▶ [Stated problem] Quote every line below exactly as it reads.

▶ [Figure data in JSON]
----------------
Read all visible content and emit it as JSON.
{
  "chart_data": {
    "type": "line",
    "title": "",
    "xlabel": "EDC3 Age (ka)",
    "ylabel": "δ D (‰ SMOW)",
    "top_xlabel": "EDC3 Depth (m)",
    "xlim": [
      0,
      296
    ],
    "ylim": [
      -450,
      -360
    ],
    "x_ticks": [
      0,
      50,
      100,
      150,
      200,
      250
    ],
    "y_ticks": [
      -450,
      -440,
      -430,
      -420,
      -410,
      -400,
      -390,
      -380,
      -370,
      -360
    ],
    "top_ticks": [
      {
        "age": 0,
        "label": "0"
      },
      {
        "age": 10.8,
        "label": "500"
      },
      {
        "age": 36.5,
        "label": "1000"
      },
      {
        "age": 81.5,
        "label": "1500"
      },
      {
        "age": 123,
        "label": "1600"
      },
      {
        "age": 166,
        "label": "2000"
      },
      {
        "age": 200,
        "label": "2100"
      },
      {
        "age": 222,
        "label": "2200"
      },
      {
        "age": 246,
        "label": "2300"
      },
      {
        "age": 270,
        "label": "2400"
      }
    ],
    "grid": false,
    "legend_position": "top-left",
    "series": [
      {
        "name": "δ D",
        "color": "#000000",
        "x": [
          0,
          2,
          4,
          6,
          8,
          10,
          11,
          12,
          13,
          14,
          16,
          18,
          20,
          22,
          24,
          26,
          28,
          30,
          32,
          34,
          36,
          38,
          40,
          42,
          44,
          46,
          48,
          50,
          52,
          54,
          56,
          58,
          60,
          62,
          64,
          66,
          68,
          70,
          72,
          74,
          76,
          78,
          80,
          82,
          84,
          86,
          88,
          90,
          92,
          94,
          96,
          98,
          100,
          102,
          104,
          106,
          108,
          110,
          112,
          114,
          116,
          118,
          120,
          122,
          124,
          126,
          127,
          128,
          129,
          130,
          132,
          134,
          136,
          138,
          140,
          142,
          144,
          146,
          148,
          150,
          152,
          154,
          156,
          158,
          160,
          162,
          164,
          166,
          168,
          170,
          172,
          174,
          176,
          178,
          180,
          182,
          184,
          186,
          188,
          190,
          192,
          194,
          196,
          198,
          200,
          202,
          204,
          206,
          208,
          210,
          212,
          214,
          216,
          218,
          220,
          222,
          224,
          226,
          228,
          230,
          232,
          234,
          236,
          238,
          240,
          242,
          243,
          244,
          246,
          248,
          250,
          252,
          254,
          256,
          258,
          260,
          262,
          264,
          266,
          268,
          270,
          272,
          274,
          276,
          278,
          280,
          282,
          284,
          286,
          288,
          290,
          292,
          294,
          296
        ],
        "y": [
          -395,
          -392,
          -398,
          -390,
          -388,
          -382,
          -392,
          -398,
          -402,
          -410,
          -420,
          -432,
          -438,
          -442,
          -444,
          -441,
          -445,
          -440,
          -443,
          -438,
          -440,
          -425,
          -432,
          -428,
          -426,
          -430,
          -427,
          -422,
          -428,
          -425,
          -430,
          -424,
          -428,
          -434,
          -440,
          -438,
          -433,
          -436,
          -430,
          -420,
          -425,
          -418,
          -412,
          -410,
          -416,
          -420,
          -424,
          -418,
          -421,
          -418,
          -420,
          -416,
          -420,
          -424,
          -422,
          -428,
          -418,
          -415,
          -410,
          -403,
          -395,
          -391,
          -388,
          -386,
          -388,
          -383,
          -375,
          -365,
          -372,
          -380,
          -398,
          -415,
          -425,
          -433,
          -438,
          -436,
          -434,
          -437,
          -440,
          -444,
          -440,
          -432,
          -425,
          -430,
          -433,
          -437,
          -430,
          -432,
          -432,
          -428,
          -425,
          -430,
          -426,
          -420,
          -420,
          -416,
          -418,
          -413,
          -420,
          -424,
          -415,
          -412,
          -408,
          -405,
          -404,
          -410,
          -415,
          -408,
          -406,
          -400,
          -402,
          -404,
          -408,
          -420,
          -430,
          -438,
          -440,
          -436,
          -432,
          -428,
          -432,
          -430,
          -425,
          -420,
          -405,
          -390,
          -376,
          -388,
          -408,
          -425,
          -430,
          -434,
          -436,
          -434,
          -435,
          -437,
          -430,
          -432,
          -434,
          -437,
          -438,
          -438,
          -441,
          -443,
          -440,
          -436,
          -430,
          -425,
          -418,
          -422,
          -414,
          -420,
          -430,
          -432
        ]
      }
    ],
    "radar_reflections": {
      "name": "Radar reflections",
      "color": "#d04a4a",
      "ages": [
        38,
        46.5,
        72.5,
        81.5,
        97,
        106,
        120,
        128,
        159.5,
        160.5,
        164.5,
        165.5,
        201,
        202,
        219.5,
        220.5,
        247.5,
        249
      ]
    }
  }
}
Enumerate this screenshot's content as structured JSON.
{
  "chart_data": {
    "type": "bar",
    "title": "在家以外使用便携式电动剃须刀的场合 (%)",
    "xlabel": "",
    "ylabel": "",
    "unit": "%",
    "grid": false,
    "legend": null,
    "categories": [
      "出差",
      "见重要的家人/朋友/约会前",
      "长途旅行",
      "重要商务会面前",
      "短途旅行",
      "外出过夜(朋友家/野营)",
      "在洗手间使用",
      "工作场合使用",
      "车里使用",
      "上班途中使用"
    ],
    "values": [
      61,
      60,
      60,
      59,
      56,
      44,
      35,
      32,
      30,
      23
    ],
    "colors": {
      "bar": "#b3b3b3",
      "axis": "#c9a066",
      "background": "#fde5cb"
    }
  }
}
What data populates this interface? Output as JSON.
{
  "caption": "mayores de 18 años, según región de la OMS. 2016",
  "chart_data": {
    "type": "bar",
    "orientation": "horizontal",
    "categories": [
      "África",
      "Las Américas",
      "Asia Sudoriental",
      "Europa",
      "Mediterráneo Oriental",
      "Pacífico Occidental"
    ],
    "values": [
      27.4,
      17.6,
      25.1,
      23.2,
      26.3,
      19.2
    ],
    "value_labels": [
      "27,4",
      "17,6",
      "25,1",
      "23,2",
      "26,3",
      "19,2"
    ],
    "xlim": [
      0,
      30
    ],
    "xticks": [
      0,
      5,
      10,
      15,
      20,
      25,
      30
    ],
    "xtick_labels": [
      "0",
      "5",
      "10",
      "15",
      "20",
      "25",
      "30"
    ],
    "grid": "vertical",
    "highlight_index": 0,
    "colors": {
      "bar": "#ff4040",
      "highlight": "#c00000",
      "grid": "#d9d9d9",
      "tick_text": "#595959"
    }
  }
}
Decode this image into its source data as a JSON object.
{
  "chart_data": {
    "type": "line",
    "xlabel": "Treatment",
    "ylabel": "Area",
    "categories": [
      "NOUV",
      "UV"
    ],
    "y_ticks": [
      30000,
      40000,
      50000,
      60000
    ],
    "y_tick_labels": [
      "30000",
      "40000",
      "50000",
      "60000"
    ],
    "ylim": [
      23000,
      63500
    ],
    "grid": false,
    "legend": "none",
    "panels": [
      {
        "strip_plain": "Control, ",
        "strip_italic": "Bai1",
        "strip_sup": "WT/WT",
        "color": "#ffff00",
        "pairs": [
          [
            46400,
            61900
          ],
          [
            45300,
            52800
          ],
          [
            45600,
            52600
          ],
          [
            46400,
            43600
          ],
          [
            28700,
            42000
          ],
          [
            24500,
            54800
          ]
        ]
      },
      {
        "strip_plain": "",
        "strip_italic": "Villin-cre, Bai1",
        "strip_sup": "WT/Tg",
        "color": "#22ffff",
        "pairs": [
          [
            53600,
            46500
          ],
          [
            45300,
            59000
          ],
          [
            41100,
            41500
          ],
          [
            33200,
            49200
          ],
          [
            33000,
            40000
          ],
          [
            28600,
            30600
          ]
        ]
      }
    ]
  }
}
----------------
▶ [Output for this exercise]
Read all visible content and emit it as JSON.
{
  "chart_data": {
    "type": "line",
    "title": "",
    "xlabel": "EDC3 Age (ka)",
    "ylabel": "δ D (‰ SMOW)",
    "top_xlabel": "EDC3 Depth (m)",
    "xlim": [
      0,
      296
    ],
    "ylim": [
      -450,
      -360
    ],
    "x_ticks": [
      0,
      50,
      100,
      150,
      200,
      250
    ],
    "y_ticks": [
      -450,
      -440,
      -430,
      -420,
      -410,
      -400,
      -390,
      -380,
      -370,
      -360
    ],
    "top_ticks": [
      {
        "age": 0,
        "label": "0"
      },
      {
        "age": 10.8,
        "label": "500"
      },
      {
        "age": 36.5,
        "label": "1000"
      },
      {
        "age": 81.5,
        "label": "1500"
      },
      {
        "age": 123,
        "label": "1600"
      },
      {
        "age": 166,
        "label": "2000"
      },
      {
        "age": 200,
        "label": "2100"
      },
      {
        "age": 222,
        "label": "2200"
      },
      {
        "age": 246,
        "label": "2300"
      },
      {
        "age": 270,
        "label": "2400"
      }
    ],
    "grid": false,
    "legend_position": "top-left",
    "series": [
      {
        "name": "δ D",
        "color": "#000000",
        "x": [
          0,
          2,
          4,
          6,
          8,
          10,
          11,
          12,
          13,
          14,
          16,
          18,
          20,
          22,
          24,
          26,
          28,
          30,
          32,
          34,
          36,
          38,
          40,
          42,
          44,
          46,
          48,
          50,
          52,
          54,
          56,
          58,
          60,
          62,
          64,
          66,
          68,
          70,
          72,
          74,
          76,
          78,
          80,
          82,
          84,
          86,
          88,
          90,
          92,
          94,
          96,
          98,
          100,
          102,
          104,
          106,
          108,
          110,
          112,
          114,
          116,
          118,
          120,
          122,
          124,
          126,
          127,
          128,
          129,
          130,
          132,
          134,
          136,
          138,
          140,
          142,
          144,
          146,
          148,
          150,
          152,
          154,
          156,
          158,
          160,
          162,
          164,
          166,
          168,
          170,
          172,
          174,
          176,
          178,
          180,
          182,
          184,
          186,
          188,
          190,
          192,
          194,
          196,
          198,
          200,
          202,
          204,
          206,
          208,
          210,
          212,
          214,
          216,
          218,
          220,
          222,
          224,
          226,
          228,
          230,
          232,
          234,
          236,
          238,
          240,
          242,
          243,
          244,
          246,
          248,
          250,
          252,
          254,
          256,
          258,
          260,
          262,
          264,
          266,
          268,
          270,
          272,
          274,
          276,
          278,
          280,
          282,
          284,
          286,
          288,
          290,
          292,
          294,
          296
        ],
        "y": [
          -395,
          -392,
          -398,
          -390,
          -388,
          -382,
          -392,
          -398,
          -402,
          -410,
          -420,
          -432,
          -438,
          -442,
          -444,
          -441,
          -445,
          -440,
          -443,
          -438,
          -440,
          -425,
          -432,
          -428,
          -426,
          -430,
          -427,
          -422,
          -428,
          -425,
          -430,
          -424,
          -428,
          -434,
          -440,
          -438,
          -433,
          -436,
          -430,
          -420,
          -425,
          -418,
          -412,
          -410,
          -416,
          -420,
          -424,
          -418,
          -421,
          -418,
          -420,
          -416,
          -420,
          -424,
          -422,
          -428,
          -418,
          -415,
          -410,
          -403,
          -395,
          -391,
          -388,
          -386,
          -388,
          -383,
          -375,
          -365,
          -372,
          -380,
          -398,
          -415,
          -425,
          -433,
          -438,
          -436,
          -434,
          -437,
          -440,
          -444,
          -440,
          -432,
          -425,
          -430,
          -433,
          -437,
          -430,
          -432,
          -432,
          -428,
          -425,
          -430,
          -426,
          -420,
          -420,
          -416,
          -418,
          -413,
          -420,
          -424,
          -415,
          -412,
          -408,
          -405,
          -404,
          -410,
          -415,
          -408,
          -406,
          -400,
          -402,
          -404,
          -408,
          -420,
          -430,
          -438,
          -440,
          -436,
          -432,
          -428,
          -432,
          -430,
          -425,
          -420,
          -405,
          -390,
          -376,
          -388,
          -408,
          -425,
          -430,
          -434,
          -436,
          -434,
          -435,
          -437,
          -430,
          -432,
          -434,
          -437,
          -438,
          -438,
          -441,
          -443,
          -440,
          -436,
          -430,
          -425,
          -418,
          -422,
          -414,
          -420,
          -430,
          -432
        ]
      }
    ],
    "radar_reflections": {
      "name": "Radar reflections",
      "color": "#d04a4a",
      "ages": [
        38,
        46.5,
        72.5,
        81.5,
        97,
        106,
        120,
        128,
        159.5,
        160.5,
        164.5,
        165.5,
        201,
        202,
        219.5,
        220.5,
        247.5,
        249
      ]
    }
  }
}
Enumerate this screenshot's content as structured JSON.
{
  "chart_data": {
    "type": "bar",
    "title": "在家以外使用便携式电动剃须刀的场合 (%)",
    "xlabel": "",
    "ylabel": "",
    "unit": "%",
    "grid": false,
    "legend": null,
    "categories": [
      "出差",
      "见重要的家人/朋友/约会前",
      "长途旅行",
      "重要商务会面前",
      "短途旅行",
      "外出过夜(朋友家/野营)",
      "在洗手间使用",
      "工作场合使用",
      "车里使用",
      "上班途中使用"
    ],
    "values": [
      61,
      60,
      60,
      59,
      56,
      44,
      35,
      32,
      30,
      23
    ],
    "colors": {
      "bar": "#b3b3b3",
      "axis": "#c9a066",
      "background": "#fde5cb"
    }
  }
}
What data populates this interface? Output as JSON.
{
  "caption": "mayores de 18 años, según región de la OMS. 2016",
  "chart_data": {
    "type": "bar",
    "orientation": "horizontal",
    "categories": [
      "África",
      "Las Américas",
      "Asia Sudoriental",
      "Europa",
      "Mediterráneo Oriental",
      "Pacífico Occidental"
    ],
    "values": [
      27.4,
      17.6,
      25.1,
      23.2,
      26.3,
      19.2
    ],
    "value_labels": [
      "27,4",
      "17,6",
      "25,1",
      "23,2",
      "26,3",
      "19,2"
    ],
    "xlim": [
      0,
      30
    ],
    "xticks": [
      0,
      5,
      10,
      15,
      20,
      25,
      30
    ],
    "xtick_labels": [
      "0",
      "5",
      "10",
      "15",
      "20",
      "25",
      "30"
    ],
    "grid": "vertical",
    "highlight_index": 0,
    "colors": {
      "bar": "#ff4040",
      "highlight": "#c00000",
      "grid": "#d9d9d9",
      "tick_text": "#595959"
    }
  }
}
Decode this image into its source data as a JSON object.
{
  "chart_data": {
    "type": "line",
    "xlabel": "Treatment",
    "ylabel": "Area",
    "categories": [
      "NOUV",
      "UV"
    ],
    "y_ticks": [
      30000,
      40000,
      50000,
      60000
    ],
    "y_tick_labels": [
      "30000",
      "40000",
      "50000",
      "60000"
    ],
    "ylim": [
      23000,
      63500
    ],
    "grid": false,
    "legend": "none",
    "panels": [
      {
        "strip_plain": "Control, ",
        "strip_italic": "Bai1",
        "strip_sup": "WT/WT",
        "color": "#ffff00",
        "pairs": [
          [
            46400,
            61900
          ],
          [
            45300,
            52800
          ],
          [
            45600,
            52600
          ],
          [
            46400,
            43600
          ],
          [
            28700,
            42000
          ],
          [
            24500,
            54800
          ]
        ]
      },
      {
        "strip_plain": "",
        "strip_italic": "Villin-cre, Bai1",
        "strip_sup": "WT/Tg",
        "color": "#22ffff",
        "pairs": [
          [
            53600,
            46500
          ],
          [
            45300,
            59000
          ],
          [
            41100,
            41500
          ],
          [
            33200,
            49200
          ],
          [
            33000,
            40000
          ],
          [
            28600,
            30600
          ]
        ]
      }
    ]
  }
}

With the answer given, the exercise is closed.